What to work on:
Transcribe the records that follow exactly. Skip the pictures.
-- BEGIN Supplied material --
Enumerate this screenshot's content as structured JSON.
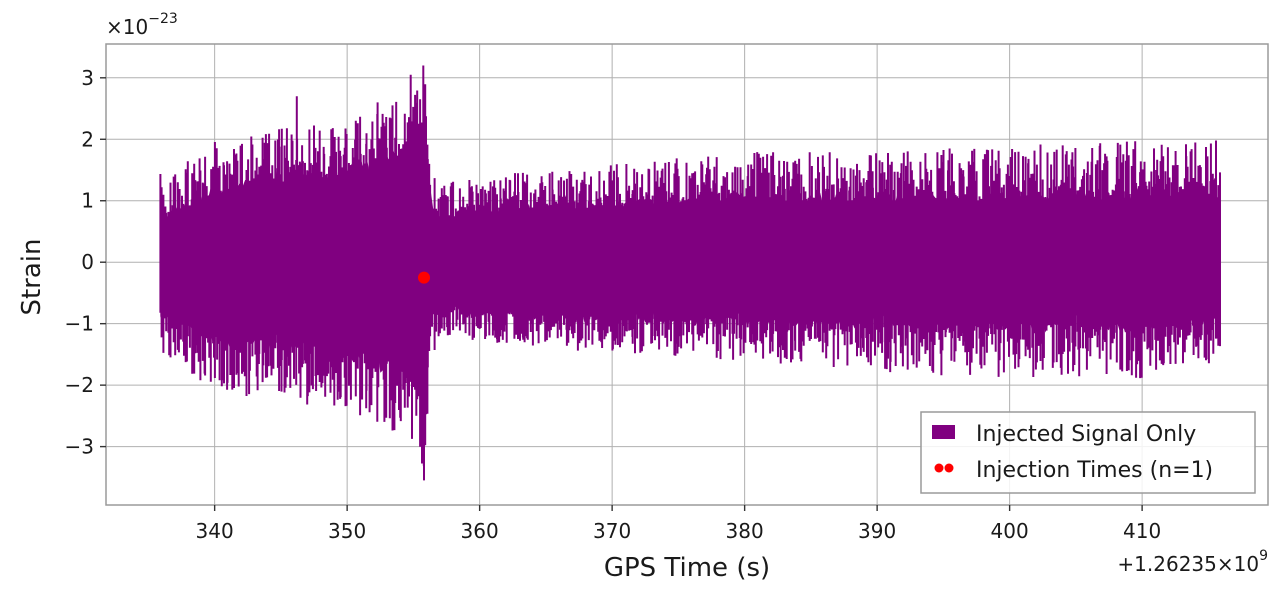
{
  "chart_data": {
    "type": "line",
    "x_offset_label": "+1.26235×10",
    "x_offset_exponent": "9",
    "y_scale_label": "×10",
    "y_scale_exponent": "−23",
    "xlabel": "GPS Time (s)",
    "ylabel": "Strain",
    "xlim": [
      331.8,
      419.5
    ],
    "ylim": [
      -3.95,
      3.55
    ],
    "x_ticks": [
      340,
      350,
      360,
      370,
      380,
      390,
      400,
      410
    ],
    "x_tick_labels": [
      "340",
      "350",
      "360",
      "370",
      "380",
      "390",
      "400",
      "410"
    ],
    "y_ticks": [
      -3,
      -2,
      -1,
      0,
      1,
      2,
      3
    ],
    "y_tick_labels": [
      "−3",
      "−2",
      "−1",
      "0",
      "1",
      "2",
      "3"
    ],
    "grid": true,
    "legend_position": "bottom-right",
    "series": [
      {
        "name": "Injected Signal Only",
        "kind": "line",
        "color": "#800080",
        "x_range": [
          335.9,
          415.9
        ],
        "envelope": {
          "x": [
            335.9,
            340,
            345,
            350,
            353,
            355,
            355.8,
            356.4,
            357.5,
            360,
            370,
            380,
            390,
            400,
            410,
            415.9
          ],
          "upper": [
            1.5,
            2.0,
            2.2,
            2.3,
            2.5,
            2.9,
            3.2,
            1.5,
            1.3,
            1.4,
            1.6,
            1.8,
            1.8,
            1.9,
            2.0,
            2.0
          ],
          "lower": [
            -1.5,
            -2.1,
            -2.3,
            -2.4,
            -2.7,
            -3.0,
            -3.55,
            -1.5,
            -1.2,
            -1.3,
            -1.5,
            -1.6,
            -1.8,
            -1.9,
            -1.9,
            -1.6
          ],
          "core_upper": [
            0.7,
            1.1,
            1.3,
            1.4,
            1.6,
            1.9,
            2.2,
            0.8,
            0.7,
            0.8,
            0.9,
            1.0,
            1.0,
            1.0,
            1.1,
            1.0
          ],
          "core_lower": [
            -0.8,
            -1.2,
            -1.3,
            -1.4,
            -1.6,
            -1.9,
            -2.2,
            -0.8,
            -0.7,
            -0.8,
            -0.9,
            -0.9,
            -1.0,
            -1.0,
            -1.0,
            -0.9
          ]
        }
      },
      {
        "name": "Injection Times (n=1)",
        "kind": "scatter",
        "color": "#ff0000",
        "points": [
          {
            "x": 355.8,
            "y": -0.25
          }
        ]
      }
    ]
  }
}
-- END Supplied material --
Reply to the task:
Enumerate this screenshot's content as structured JSON.
{
  "chart_data": {
    "type": "line",
    "x_offset_label": "+1.26235×10",
    "x_offset_exponent": "9",
    "y_scale_label": "×10",
    "y_scale_exponent": "−23",
    "xlabel": "GPS Time (s)",
    "ylabel": "Strain",
    "xlim": [
      331.8,
      419.5
    ],
    "ylim": [
      -3.95,
      3.55
    ],
    "x_ticks": [
      340,
      350,
      360,
      370,
      380,
      390,
      400,
      410
    ],
    "x_tick_labels": [
      "340",
      "350",
      "360",
      "370",
      "380",
      "390",
      "400",
      "410"
    ],
    "y_ticks": [
      -3,
      -2,
      -1,
      0,
      1,
      2,
      3
    ],
    "y_tick_labels": [
      "−3",
      "−2",
      "−1",
      "0",
      "1",
      "2",
      "3"
    ],
    "grid": true,
    "legend_position": "bottom-right",
    "series": [
      {
        "name": "Injected Signal Only",
        "kind": "line",
        "color": "#800080",
        "x_range": [
          335.9,
          415.9
        ],
        "envelope": {
          "x": [
            335.9,
            340,
            345,
            350,
            353,
            355,
            355.8,
            356.4,
            357.5,
            360,
            370,
            380,
            390,
            400,
            410,
            415.9
          ],
          "upper": [
            1.5,
            2.0,
            2.2,
            2.3,
            2.5,
            2.9,
            3.2,
            1.5,
            1.3,
            1.4,
            1.6,
            1.8,
            1.8,
            1.9,
            2.0,
            2.0
          ],
          "lower": [
            -1.5,
            -2.1,
            -2.3,
            -2.4,
            -2.7,
            -3.0,
            -3.55,
            -1.5,
            -1.2,
            -1.3,
            -1.5,
            -1.6,
            -1.8,
            -1.9,
            -1.9,
            -1.6
          ],
          "core_upper": [
            0.7,
            1.1,
            1.3,
            1.4,
            1.6,
            1.9,
            2.2,
            0.8,
            0.7,
            0.8,
            0.9,
            1.0,
            1.0,
            1.0,
            1.1,
            1.0
          ],
          "core_lower": [
            -0.8,
            -1.2,
            -1.3,
            -1.4,
            -1.6,
            -1.9,
            -2.2,
            -0.8,
            -0.7,
            -0.8,
            -0.9,
            -0.9,
            -1.0,
            -1.0,
            -1.0,
            -0.9
          ]
        }
      },
      {
        "name": "Injection Times (n=1)",
        "kind": "scatter",
        "color": "#ff0000",
        "points": [
          {
            "x": 355.8,
            "y": -0.25
          }
        ]
      }
    ]
  }
}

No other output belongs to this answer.